## begin Records supplied

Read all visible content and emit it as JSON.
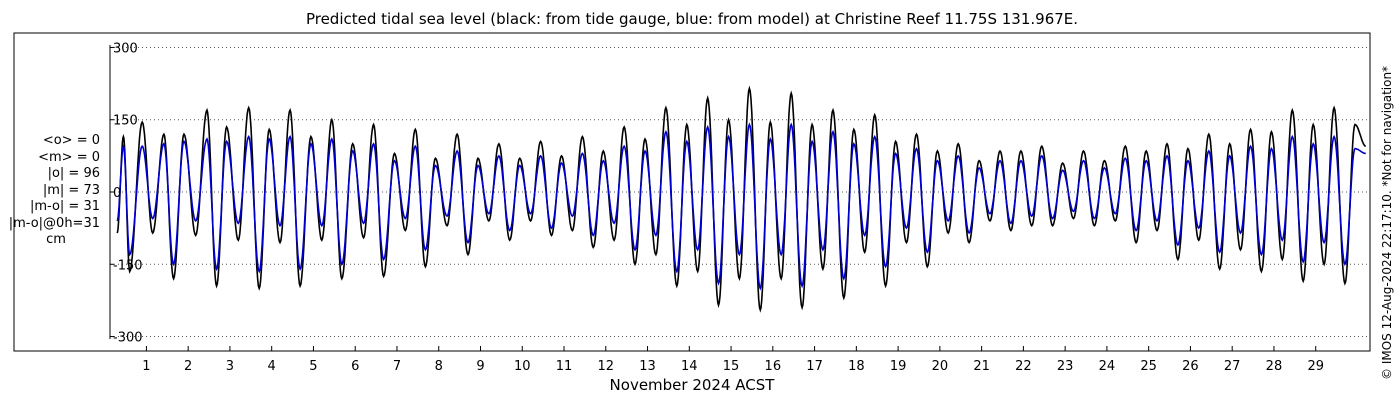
{
  "title": "Predicted tidal sea level (black: from tide gauge, blue: from model) at Christine Reef 11.75S 131.967E.",
  "stats": [
    "<o> = 0",
    "<m> = 0",
    "|o| = 96",
    "|m| = 73",
    "|m-o| = 31",
    "|m-o|@0h=31"
  ],
  "stats_unit": "cm",
  "credit": "© IMOS 12-Aug-2024 22:17:10. *Not for navigation*",
  "colors": {
    "observed": "#000000",
    "model": "#0000cc",
    "grid": "#555555"
  },
  "chart_data": {
    "type": "line",
    "title": "Predicted tidal sea level (black: from tide gauge, blue: from model) at Christine Reef 11.75S 131.967E.",
    "xlabel": "November 2024 ACST",
    "ylabel": "",
    "xlim": [
      0.2,
      30.3
    ],
    "ylim": [
      -330,
      330
    ],
    "x_ticks": [
      1,
      2,
      3,
      4,
      5,
      6,
      7,
      8,
      9,
      10,
      11,
      12,
      13,
      14,
      15,
      16,
      17,
      18,
      19,
      20,
      21,
      22,
      23,
      24,
      25,
      26,
      27,
      28,
      29
    ],
    "y_ticks": [
      300,
      150,
      0,
      -150,
      -300
    ],
    "y_tick_labels": [
      "300",
      "150",
      "0",
      "-150",
      "-300"
    ],
    "grid": "horizontal dotted",
    "series": [
      {
        "name": "from tide gauge",
        "color": "#000000",
        "x": [
          0.3,
          0.45,
          0.6,
          0.9,
          1.15,
          1.42,
          1.65,
          1.9,
          2.18,
          2.45,
          2.68,
          2.92,
          3.2,
          3.45,
          3.7,
          3.94,
          4.2,
          4.44,
          4.68,
          4.94,
          5.2,
          5.44,
          5.68,
          5.94,
          6.2,
          6.44,
          6.68,
          6.94,
          7.2,
          7.44,
          7.68,
          7.92,
          8.2,
          8.44,
          8.7,
          8.94,
          9.2,
          9.44,
          9.7,
          9.94,
          10.2,
          10.44,
          10.7,
          10.94,
          11.2,
          11.44,
          11.7,
          11.94,
          12.2,
          12.44,
          12.7,
          12.94,
          13.2,
          13.44,
          13.7,
          13.94,
          14.2,
          14.44,
          14.7,
          14.94,
          15.2,
          15.44,
          15.7,
          15.94,
          16.2,
          16.44,
          16.7,
          16.94,
          17.2,
          17.44,
          17.7,
          17.94,
          18.2,
          18.44,
          18.7,
          18.94,
          19.2,
          19.44,
          19.7,
          19.94,
          20.2,
          20.44,
          20.7,
          20.94,
          21.2,
          21.44,
          21.7,
          21.94,
          22.2,
          22.44,
          22.7,
          22.94,
          23.2,
          23.44,
          23.7,
          23.94,
          24.2,
          24.44,
          24.7,
          24.94,
          25.2,
          25.44,
          25.7,
          25.94,
          26.2,
          26.44,
          26.7,
          26.94,
          27.2,
          27.44,
          27.7,
          27.94,
          28.2,
          28.44,
          28.7,
          28.94,
          29.2,
          29.44,
          29.7,
          29.94,
          30.2
        ],
        "values": [
          -85,
          115,
          -165,
          145,
          -85,
          120,
          -180,
          120,
          -90,
          170,
          -195,
          135,
          -100,
          175,
          -200,
          130,
          -105,
          170,
          -195,
          115,
          -100,
          150,
          -180,
          100,
          -95,
          140,
          -175,
          80,
          -80,
          130,
          -155,
          70,
          -70,
          120,
          -130,
          70,
          -60,
          100,
          -100,
          70,
          -60,
          105,
          -90,
          75,
          -80,
          115,
          -115,
          85,
          -100,
          135,
          -150,
          110,
          -130,
          175,
          -195,
          140,
          -165,
          195,
          -235,
          150,
          -180,
          215,
          -245,
          145,
          -180,
          205,
          -240,
          140,
          -160,
          170,
          -220,
          130,
          -125,
          160,
          -195,
          105,
          -105,
          120,
          -155,
          85,
          -85,
          100,
          -105,
          65,
          -60,
          85,
          -80,
          85,
          -70,
          95,
          -70,
          60,
          -55,
          85,
          -70,
          65,
          -60,
          95,
          -105,
          85,
          -80,
          100,
          -140,
          90,
          -100,
          120,
          -160,
          100,
          -120,
          130,
          -165,
          125,
          -140,
          170,
          -185,
          140,
          -150,
          175,
          -190,
          140,
          95
        ]
      },
      {
        "name": "from model",
        "color": "#0000cc",
        "x": [
          0.3,
          0.45,
          0.6,
          0.9,
          1.15,
          1.42,
          1.65,
          1.9,
          2.18,
          2.45,
          2.68,
          2.92,
          3.2,
          3.45,
          3.7,
          3.94,
          4.2,
          4.44,
          4.68,
          4.94,
          5.2,
          5.44,
          5.68,
          5.94,
          6.2,
          6.44,
          6.68,
          6.94,
          7.2,
          7.44,
          7.68,
          7.92,
          8.2,
          8.44,
          8.7,
          8.94,
          9.2,
          9.44,
          9.7,
          9.94,
          10.2,
          10.44,
          10.7,
          10.94,
          11.2,
          11.44,
          11.7,
          11.94,
          12.2,
          12.44,
          12.7,
          12.94,
          13.2,
          13.44,
          13.7,
          13.94,
          14.2,
          14.44,
          14.7,
          14.94,
          15.2,
          15.44,
          15.7,
          15.94,
          16.2,
          16.44,
          16.7,
          16.94,
          17.2,
          17.44,
          17.7,
          17.94,
          18.2,
          18.44,
          18.7,
          18.94,
          19.2,
          19.44,
          19.7,
          19.94,
          20.2,
          20.44,
          20.7,
          20.94,
          21.2,
          21.44,
          21.7,
          21.94,
          22.2,
          22.44,
          22.7,
          22.94,
          23.2,
          23.44,
          23.7,
          23.94,
          24.2,
          24.44,
          24.7,
          24.94,
          25.2,
          25.44,
          25.7,
          25.94,
          26.2,
          26.44,
          26.7,
          26.94,
          27.2,
          27.44,
          27.7,
          27.94,
          28.2,
          28.44,
          28.7,
          28.94,
          29.2,
          29.44,
          29.7,
          29.94,
          30.2
        ],
        "values": [
          -60,
          95,
          -130,
          95,
          -55,
          100,
          -150,
          105,
          -60,
          110,
          -160,
          105,
          -65,
          115,
          -165,
          110,
          -70,
          115,
          -160,
          100,
          -70,
          110,
          -150,
          85,
          -65,
          100,
          -140,
          65,
          -55,
          95,
          -120,
          55,
          -50,
          85,
          -105,
          55,
          -45,
          75,
          -80,
          55,
          -45,
          75,
          -75,
          60,
          -50,
          80,
          -90,
          65,
          -65,
          95,
          -120,
          85,
          -90,
          125,
          -165,
          105,
          -120,
          135,
          -190,
          115,
          -130,
          140,
          -200,
          110,
          -130,
          140,
          -195,
          105,
          -120,
          125,
          -180,
          100,
          -90,
          115,
          -155,
          80,
          -75,
          90,
          -125,
          65,
          -60,
          75,
          -85,
          50,
          -45,
          65,
          -65,
          65,
          -50,
          75,
          -55,
          45,
          -40,
          65,
          -55,
          50,
          -45,
          70,
          -80,
          65,
          -60,
          75,
          -110,
          65,
          -75,
          85,
          -125,
          75,
          -85,
          95,
          -130,
          90,
          -100,
          115,
          -145,
          100,
          -105,
          115,
          -150,
          90,
          80
        ]
      }
    ]
  }
}
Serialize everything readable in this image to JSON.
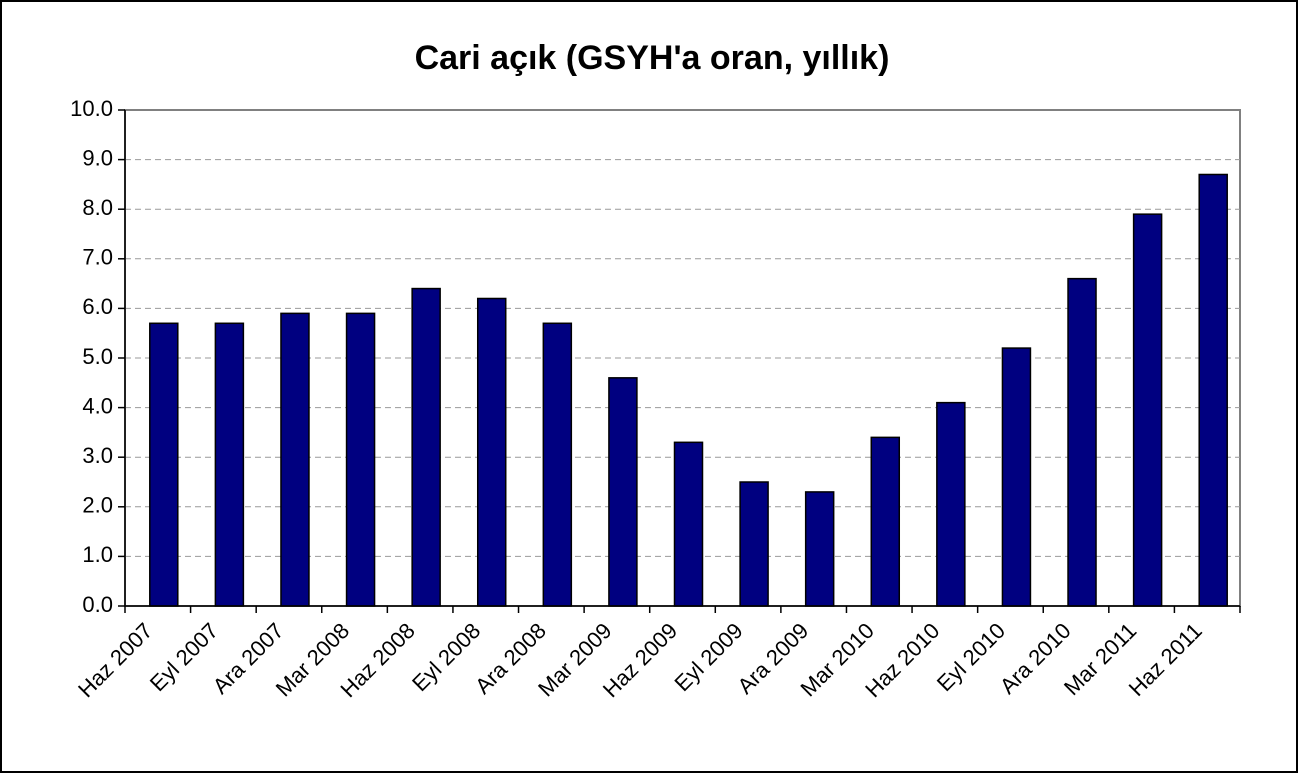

## end Records supplied

Exact duplication of all the records is required; pictures are omitted from the copy.

Read all visible content and emit it as JSON.
{
  "title": "Predicted tidal sea level (black: from tide gauge, blue: from model) at Christine Reef 11.75S 131.967E.",
  "stats": [
    "<o> = 0",
    "<m> = 0",
    "|o| = 96",
    "|m| = 73",
    "|m-o| = 31",
    "|m-o|@0h=31"
  ],
  "stats_unit": "cm",
  "credit": "© IMOS 12-Aug-2024 22:17:10. *Not for navigation*",
  "colors": {
    "observed": "#000000",
    "model": "#0000cc",
    "grid": "#555555"
  },
  "chart_data": {
    "type": "line",
    "title": "Predicted tidal sea level (black: from tide gauge, blue: from model) at Christine Reef 11.75S 131.967E.",
    "xlabel": "November 2024 ACST",
    "ylabel": "",
    "xlim": [
      0.2,
      30.3
    ],
    "ylim": [
      -330,
      330
    ],
    "x_ticks": [
      1,
      2,
      3,
      4,
      5,
      6,
      7,
      8,
      9,
      10,
      11,
      12,
      13,
      14,
      15,
      16,
      17,
      18,
      19,
      20,
      21,
      22,
      23,
      24,
      25,
      26,
      27,
      28,
      29
    ],
    "y_ticks": [
      300,
      150,
      0,
      -150,
      -300
    ],
    "y_tick_labels": [
      "300",
      "150",
      "0",
      "-150",
      "-300"
    ],
    "grid": "horizontal dotted",
    "series": [
      {
        "name": "from tide gauge",
        "color": "#000000",
        "x": [
          0.3,
          0.45,
          0.6,
          0.9,
          1.15,
          1.42,
          1.65,
          1.9,
          2.18,
          2.45,
          2.68,
          2.92,
          3.2,
          3.45,
          3.7,
          3.94,
          4.2,
          4.44,
          4.68,
          4.94,
          5.2,
          5.44,
          5.68,
          5.94,
          6.2,
          6.44,
          6.68,
          6.94,
          7.2,
          7.44,
          7.68,
          7.92,
          8.2,
          8.44,
          8.7,
          8.94,
          9.2,
          9.44,
          9.7,
          9.94,
          10.2,
          10.44,
          10.7,
          10.94,
          11.2,
          11.44,
          11.7,
          11.94,
          12.2,
          12.44,
          12.7,
          12.94,
          13.2,
          13.44,
          13.7,
          13.94,
          14.2,
          14.44,
          14.7,
          14.94,
          15.2,
          15.44,
          15.7,
          15.94,
          16.2,
          16.44,
          16.7,
          16.94,
          17.2,
          17.44,
          17.7,
          17.94,
          18.2,
          18.44,
          18.7,
          18.94,
          19.2,
          19.44,
          19.7,
          19.94,
          20.2,
          20.44,
          20.7,
          20.94,
          21.2,
          21.44,
          21.7,
          21.94,
          22.2,
          22.44,
          22.7,
          22.94,
          23.2,
          23.44,
          23.7,
          23.94,
          24.2,
          24.44,
          24.7,
          24.94,
          25.2,
          25.44,
          25.7,
          25.94,
          26.2,
          26.44,
          26.7,
          26.94,
          27.2,
          27.44,
          27.7,
          27.94,
          28.2,
          28.44,
          28.7,
          28.94,
          29.2,
          29.44,
          29.7,
          29.94,
          30.2
        ],
        "values": [
          -85,
          115,
          -165,
          145,
          -85,
          120,
          -180,
          120,
          -90,
          170,
          -195,
          135,
          -100,
          175,
          -200,
          130,
          -105,
          170,
          -195,
          115,
          -100,
          150,
          -180,
          100,
          -95,
          140,
          -175,
          80,
          -80,
          130,
          -155,
          70,
          -70,
          120,
          -130,
          70,
          -60,
          100,
          -100,
          70,
          -60,
          105,
          -90,
          75,
          -80,
          115,
          -115,
          85,
          -100,
          135,
          -150,
          110,
          -130,
          175,
          -195,
          140,
          -165,
          195,
          -235,
          150,
          -180,
          215,
          -245,
          145,
          -180,
          205,
          -240,
          140,
          -160,
          170,
          -220,
          130,
          -125,
          160,
          -195,
          105,
          -105,
          120,
          -155,
          85,
          -85,
          100,
          -105,
          65,
          -60,
          85,
          -80,
          85,
          -70,
          95,
          -70,
          60,
          -55,
          85,
          -70,
          65,
          -60,
          95,
          -105,
          85,
          -80,
          100,
          -140,
          90,
          -100,
          120,
          -160,
          100,
          -120,
          130,
          -165,
          125,
          -140,
          170,
          -185,
          140,
          -150,
          175,
          -190,
          140,
          95
        ]
      },
      {
        "name": "from model",
        "color": "#0000cc",
        "x": [
          0.3,
          0.45,
          0.6,
          0.9,
          1.15,
          1.42,
          1.65,
          1.9,
          2.18,
          2.45,
          2.68,
          2.92,
          3.2,
          3.45,
          3.7,
          3.94,
          4.2,
          4.44,
          4.68,
          4.94,
          5.2,
          5.44,
          5.68,
          5.94,
          6.2,
          6.44,
          6.68,
          6.94,
          7.2,
          7.44,
          7.68,
          7.92,
          8.2,
          8.44,
          8.7,
          8.94,
          9.2,
          9.44,
          9.7,
          9.94,
          10.2,
          10.44,
          10.7,
          10.94,
          11.2,
          11.44,
          11.7,
          11.94,
          12.2,
          12.44,
          12.7,
          12.94,
          13.2,
          13.44,
          13.7,
          13.94,
          14.2,
          14.44,
          14.7,
          14.94,
          15.2,
          15.44,
          15.7,
          15.94,
          16.2,
          16.44,
          16.7,
          16.94,
          17.2,
          17.44,
          17.7,
          17.94,
          18.2,
          18.44,
          18.7,
          18.94,
          19.2,
          19.44,
          19.7,
          19.94,
          20.2,
          20.44,
          20.7,
          20.94,
          21.2,
          21.44,
          21.7,
          21.94,
          22.2,
          22.44,
          22.7,
          22.94,
          23.2,
          23.44,
          23.7,
          23.94,
          24.2,
          24.44,
          24.7,
          24.94,
          25.2,
          25.44,
          25.7,
          25.94,
          26.2,
          26.44,
          26.7,
          26.94,
          27.2,
          27.44,
          27.7,
          27.94,
          28.2,
          28.44,
          28.7,
          28.94,
          29.2,
          29.44,
          29.7,
          29.94,
          30.2
        ],
        "values": [
          -60,
          95,
          -130,
          95,
          -55,
          100,
          -150,
          105,
          -60,
          110,
          -160,
          105,
          -65,
          115,
          -165,
          110,
          -70,
          115,
          -160,
          100,
          -70,
          110,
          -150,
          85,
          -65,
          100,
          -140,
          65,
          -55,
          95,
          -120,
          55,
          -50,
          85,
          -105,
          55,
          -45,
          75,
          -80,
          55,
          -45,
          75,
          -75,
          60,
          -50,
          80,
          -90,
          65,
          -65,
          95,
          -120,
          85,
          -90,
          125,
          -165,
          105,
          -120,
          135,
          -190,
          115,
          -130,
          140,
          -200,
          110,
          -130,
          140,
          -195,
          105,
          -120,
          125,
          -180,
          100,
          -90,
          115,
          -155,
          80,
          -75,
          90,
          -125,
          65,
          -60,
          75,
          -85,
          50,
          -45,
          65,
          -65,
          65,
          -50,
          75,
          -55,
          45,
          -40,
          65,
          -55,
          50,
          -45,
          70,
          -80,
          65,
          -60,
          75,
          -110,
          65,
          -75,
          85,
          -125,
          75,
          -85,
          95,
          -130,
          90,
          -100,
          115,
          -145,
          100,
          -105,
          115,
          -150,
          90,
          80
        ]
      }
    ]
  }
}
Serialize everything readable in this image to JSON.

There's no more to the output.